───── Material to process ─────

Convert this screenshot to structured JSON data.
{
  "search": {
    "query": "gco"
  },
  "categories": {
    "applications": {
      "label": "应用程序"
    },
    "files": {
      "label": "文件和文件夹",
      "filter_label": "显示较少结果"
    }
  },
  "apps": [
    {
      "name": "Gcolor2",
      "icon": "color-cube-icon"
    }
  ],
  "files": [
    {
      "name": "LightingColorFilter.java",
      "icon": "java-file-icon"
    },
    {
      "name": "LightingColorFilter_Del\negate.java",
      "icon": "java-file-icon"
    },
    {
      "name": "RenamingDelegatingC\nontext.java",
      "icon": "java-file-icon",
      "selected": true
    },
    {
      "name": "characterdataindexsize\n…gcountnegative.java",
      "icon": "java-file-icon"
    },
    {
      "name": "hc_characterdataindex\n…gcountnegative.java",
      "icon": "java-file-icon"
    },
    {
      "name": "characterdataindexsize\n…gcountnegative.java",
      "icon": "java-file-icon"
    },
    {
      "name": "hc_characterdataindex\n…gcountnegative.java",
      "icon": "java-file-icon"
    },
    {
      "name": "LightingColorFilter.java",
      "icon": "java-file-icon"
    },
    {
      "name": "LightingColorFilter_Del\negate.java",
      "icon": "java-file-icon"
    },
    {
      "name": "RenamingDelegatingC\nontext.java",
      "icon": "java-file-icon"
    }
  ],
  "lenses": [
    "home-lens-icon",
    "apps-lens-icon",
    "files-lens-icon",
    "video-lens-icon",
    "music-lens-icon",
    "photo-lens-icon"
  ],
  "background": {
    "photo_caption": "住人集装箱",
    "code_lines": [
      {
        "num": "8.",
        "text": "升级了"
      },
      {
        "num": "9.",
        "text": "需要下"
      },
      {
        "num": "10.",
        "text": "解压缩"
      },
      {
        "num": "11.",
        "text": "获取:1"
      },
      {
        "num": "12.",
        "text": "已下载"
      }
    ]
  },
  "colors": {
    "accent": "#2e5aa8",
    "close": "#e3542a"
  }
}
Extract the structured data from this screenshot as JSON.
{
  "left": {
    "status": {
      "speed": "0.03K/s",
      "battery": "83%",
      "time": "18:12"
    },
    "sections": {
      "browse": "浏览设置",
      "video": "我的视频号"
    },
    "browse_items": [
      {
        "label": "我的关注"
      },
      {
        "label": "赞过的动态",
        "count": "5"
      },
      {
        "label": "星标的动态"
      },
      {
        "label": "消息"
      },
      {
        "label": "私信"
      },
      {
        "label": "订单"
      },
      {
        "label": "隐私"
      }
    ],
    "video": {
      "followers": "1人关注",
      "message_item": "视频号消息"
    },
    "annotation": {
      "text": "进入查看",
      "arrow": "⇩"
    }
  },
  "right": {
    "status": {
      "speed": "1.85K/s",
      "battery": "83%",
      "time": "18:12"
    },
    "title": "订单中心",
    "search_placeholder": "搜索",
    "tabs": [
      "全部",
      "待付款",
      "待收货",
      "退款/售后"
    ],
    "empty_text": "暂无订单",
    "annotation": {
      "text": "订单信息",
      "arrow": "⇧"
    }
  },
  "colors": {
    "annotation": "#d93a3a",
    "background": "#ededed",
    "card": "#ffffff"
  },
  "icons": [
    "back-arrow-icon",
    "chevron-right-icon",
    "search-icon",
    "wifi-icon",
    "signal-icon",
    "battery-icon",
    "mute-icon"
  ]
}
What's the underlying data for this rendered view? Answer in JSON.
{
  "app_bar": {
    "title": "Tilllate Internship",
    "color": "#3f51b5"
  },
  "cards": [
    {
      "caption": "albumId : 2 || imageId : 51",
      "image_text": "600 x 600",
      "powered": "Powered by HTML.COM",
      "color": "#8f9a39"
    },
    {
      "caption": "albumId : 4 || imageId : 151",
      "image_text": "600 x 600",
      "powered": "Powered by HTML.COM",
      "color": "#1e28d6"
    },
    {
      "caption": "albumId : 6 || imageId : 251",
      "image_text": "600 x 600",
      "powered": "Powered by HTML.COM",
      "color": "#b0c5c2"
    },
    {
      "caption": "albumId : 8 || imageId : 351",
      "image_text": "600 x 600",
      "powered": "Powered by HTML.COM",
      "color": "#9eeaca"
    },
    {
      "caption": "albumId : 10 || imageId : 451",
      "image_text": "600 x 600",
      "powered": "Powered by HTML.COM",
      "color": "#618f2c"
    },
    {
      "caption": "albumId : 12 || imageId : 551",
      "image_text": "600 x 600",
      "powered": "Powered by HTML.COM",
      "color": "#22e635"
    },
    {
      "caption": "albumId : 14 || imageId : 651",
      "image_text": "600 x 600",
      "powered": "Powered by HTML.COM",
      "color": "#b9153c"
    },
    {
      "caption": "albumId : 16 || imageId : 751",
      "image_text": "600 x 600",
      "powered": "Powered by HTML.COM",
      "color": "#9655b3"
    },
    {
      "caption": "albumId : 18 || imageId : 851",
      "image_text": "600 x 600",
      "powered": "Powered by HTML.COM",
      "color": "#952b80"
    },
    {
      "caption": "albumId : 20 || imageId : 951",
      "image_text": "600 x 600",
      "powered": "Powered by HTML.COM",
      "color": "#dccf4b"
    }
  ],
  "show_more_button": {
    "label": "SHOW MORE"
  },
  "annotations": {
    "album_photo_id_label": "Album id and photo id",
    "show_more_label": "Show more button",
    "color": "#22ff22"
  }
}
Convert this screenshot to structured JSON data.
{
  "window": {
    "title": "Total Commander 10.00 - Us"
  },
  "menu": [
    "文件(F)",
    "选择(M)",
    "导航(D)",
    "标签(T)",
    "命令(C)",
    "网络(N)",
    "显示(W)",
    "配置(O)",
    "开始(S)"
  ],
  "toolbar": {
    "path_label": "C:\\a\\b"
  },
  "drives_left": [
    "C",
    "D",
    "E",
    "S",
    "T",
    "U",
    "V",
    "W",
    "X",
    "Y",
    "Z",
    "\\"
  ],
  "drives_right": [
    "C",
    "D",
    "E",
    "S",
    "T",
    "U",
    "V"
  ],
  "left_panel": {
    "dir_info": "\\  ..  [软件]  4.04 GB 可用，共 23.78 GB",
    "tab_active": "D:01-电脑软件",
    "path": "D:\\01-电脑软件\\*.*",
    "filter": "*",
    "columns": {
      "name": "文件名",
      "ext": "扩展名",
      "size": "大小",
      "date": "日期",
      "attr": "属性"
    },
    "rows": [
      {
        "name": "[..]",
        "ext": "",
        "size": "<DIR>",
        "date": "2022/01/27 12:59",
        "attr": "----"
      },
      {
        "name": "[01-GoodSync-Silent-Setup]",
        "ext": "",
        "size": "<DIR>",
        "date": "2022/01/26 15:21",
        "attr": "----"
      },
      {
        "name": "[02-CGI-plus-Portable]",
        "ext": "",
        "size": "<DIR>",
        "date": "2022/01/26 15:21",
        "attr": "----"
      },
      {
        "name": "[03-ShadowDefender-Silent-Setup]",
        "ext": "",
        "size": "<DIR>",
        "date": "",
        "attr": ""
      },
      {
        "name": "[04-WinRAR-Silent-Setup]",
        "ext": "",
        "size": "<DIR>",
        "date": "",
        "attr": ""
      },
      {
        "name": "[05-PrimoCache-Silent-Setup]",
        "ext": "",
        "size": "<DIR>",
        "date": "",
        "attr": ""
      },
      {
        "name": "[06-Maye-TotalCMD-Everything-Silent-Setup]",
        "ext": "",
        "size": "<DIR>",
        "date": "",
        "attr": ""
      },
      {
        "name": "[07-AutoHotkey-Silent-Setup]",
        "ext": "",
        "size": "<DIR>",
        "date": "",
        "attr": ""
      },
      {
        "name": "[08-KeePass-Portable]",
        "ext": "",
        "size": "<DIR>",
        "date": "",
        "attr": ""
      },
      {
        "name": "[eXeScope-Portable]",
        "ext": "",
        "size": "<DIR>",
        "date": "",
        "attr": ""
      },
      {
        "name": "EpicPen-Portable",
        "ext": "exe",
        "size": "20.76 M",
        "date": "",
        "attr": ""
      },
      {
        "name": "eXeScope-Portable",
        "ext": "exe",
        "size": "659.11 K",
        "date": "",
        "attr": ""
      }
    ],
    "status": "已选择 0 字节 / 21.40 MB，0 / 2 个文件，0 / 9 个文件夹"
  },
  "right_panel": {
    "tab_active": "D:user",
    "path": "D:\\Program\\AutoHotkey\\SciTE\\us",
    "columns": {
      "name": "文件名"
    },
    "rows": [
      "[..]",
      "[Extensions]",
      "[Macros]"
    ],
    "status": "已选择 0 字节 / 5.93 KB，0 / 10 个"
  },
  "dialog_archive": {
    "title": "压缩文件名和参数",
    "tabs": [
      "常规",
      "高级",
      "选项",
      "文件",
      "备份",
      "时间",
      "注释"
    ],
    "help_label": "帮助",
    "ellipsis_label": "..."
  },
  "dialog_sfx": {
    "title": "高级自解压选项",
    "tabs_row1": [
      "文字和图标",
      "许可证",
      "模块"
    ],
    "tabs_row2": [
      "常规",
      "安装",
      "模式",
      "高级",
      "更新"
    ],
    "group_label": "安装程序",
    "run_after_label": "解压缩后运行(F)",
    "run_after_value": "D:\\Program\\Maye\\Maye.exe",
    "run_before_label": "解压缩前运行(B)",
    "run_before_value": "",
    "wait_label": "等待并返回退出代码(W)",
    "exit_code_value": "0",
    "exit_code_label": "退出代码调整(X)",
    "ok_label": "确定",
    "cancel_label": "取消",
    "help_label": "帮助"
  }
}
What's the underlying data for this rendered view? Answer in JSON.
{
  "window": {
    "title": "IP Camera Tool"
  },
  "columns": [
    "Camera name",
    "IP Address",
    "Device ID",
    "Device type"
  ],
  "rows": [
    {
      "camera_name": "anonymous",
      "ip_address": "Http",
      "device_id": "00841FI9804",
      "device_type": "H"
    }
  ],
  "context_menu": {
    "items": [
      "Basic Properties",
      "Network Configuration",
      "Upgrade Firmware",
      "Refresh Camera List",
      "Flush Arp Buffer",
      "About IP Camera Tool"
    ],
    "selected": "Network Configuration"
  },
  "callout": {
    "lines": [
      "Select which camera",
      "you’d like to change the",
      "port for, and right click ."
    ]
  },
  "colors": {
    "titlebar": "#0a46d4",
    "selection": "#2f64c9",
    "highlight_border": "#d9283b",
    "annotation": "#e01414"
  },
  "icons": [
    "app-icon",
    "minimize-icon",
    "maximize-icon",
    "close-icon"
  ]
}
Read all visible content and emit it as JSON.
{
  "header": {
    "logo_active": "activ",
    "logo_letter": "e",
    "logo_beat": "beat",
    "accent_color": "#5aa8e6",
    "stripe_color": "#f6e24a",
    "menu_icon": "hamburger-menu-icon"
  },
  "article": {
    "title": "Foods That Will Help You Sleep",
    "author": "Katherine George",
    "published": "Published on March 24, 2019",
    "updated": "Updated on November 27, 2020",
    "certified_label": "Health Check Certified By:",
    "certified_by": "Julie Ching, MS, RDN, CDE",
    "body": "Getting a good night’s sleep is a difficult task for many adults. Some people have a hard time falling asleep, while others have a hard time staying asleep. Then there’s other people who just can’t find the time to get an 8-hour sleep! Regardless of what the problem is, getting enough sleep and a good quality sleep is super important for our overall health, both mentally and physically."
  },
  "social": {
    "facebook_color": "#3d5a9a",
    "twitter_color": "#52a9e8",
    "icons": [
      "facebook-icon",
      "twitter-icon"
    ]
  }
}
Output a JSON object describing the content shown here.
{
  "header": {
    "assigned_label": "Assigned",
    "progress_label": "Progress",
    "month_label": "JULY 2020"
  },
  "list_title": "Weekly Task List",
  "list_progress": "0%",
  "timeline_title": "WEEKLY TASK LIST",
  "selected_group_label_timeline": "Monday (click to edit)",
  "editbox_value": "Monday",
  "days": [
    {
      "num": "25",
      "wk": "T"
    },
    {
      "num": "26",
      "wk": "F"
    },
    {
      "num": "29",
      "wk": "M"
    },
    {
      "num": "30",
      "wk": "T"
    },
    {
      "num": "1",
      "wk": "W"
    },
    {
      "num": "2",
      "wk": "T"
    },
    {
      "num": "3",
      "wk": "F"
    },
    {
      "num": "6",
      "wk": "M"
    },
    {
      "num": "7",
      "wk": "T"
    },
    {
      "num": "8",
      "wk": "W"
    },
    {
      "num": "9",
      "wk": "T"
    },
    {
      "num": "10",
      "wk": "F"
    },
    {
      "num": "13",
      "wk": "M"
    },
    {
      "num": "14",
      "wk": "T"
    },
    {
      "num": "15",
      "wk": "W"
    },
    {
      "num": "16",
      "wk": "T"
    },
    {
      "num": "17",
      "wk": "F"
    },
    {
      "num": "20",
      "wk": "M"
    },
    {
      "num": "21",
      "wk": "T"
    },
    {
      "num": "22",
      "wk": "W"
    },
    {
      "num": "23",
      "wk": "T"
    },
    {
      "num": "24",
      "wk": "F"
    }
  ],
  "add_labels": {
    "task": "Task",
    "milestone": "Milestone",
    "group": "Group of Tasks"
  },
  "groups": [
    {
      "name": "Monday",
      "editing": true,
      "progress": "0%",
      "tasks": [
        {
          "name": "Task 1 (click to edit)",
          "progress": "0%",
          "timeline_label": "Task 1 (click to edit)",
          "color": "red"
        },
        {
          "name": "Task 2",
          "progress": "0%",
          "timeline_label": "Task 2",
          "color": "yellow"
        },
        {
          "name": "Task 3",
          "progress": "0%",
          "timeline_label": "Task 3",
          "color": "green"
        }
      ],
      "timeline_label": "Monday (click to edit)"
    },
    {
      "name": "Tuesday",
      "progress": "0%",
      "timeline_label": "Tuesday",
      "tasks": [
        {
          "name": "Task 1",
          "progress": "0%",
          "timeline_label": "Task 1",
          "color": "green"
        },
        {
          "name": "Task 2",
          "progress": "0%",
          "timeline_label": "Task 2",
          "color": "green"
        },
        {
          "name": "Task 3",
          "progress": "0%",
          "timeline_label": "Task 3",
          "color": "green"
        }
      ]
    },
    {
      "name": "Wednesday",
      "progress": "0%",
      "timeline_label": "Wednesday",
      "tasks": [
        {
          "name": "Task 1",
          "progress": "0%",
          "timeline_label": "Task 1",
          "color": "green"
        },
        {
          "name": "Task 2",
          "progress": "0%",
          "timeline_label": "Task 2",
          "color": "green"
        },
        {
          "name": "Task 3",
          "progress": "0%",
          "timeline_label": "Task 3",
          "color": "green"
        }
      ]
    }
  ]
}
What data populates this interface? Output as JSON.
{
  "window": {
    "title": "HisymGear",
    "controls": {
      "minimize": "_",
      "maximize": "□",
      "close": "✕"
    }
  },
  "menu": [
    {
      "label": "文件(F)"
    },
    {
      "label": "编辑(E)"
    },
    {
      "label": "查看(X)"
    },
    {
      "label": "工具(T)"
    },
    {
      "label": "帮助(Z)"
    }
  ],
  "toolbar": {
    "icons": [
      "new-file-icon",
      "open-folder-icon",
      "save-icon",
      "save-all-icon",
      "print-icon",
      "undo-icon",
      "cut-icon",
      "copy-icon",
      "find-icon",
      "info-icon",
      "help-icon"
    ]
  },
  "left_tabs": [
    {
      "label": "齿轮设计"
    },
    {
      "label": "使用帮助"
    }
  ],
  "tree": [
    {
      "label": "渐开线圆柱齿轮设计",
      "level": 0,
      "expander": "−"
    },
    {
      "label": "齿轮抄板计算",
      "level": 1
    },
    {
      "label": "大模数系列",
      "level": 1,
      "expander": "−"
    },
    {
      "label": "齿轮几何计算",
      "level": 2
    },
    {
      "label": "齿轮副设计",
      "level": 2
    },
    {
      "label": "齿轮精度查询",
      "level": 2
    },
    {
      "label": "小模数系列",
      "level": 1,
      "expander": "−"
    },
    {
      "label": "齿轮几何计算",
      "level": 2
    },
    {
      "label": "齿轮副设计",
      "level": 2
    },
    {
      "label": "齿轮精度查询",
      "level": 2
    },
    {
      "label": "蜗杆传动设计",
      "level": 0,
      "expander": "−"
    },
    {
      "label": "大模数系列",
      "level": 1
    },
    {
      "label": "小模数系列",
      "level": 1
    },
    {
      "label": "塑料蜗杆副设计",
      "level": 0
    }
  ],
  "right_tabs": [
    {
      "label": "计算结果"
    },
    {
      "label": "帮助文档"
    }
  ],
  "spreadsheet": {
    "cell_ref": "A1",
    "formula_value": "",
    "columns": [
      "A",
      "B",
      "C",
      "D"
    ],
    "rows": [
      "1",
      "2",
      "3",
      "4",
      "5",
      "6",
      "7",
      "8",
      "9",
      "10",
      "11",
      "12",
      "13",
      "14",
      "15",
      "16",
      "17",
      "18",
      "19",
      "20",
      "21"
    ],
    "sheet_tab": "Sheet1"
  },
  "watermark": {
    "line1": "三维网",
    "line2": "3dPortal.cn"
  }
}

─────

[What is needed] Search the preceding listing for "Maye" and extract every line where it is found.

[Output below]
        "name": "[06-Maye-TotalCMD-Everything-Silent-Setup]",
    "run_after_value": "D:\\Program\\Maye\\Maye.exe",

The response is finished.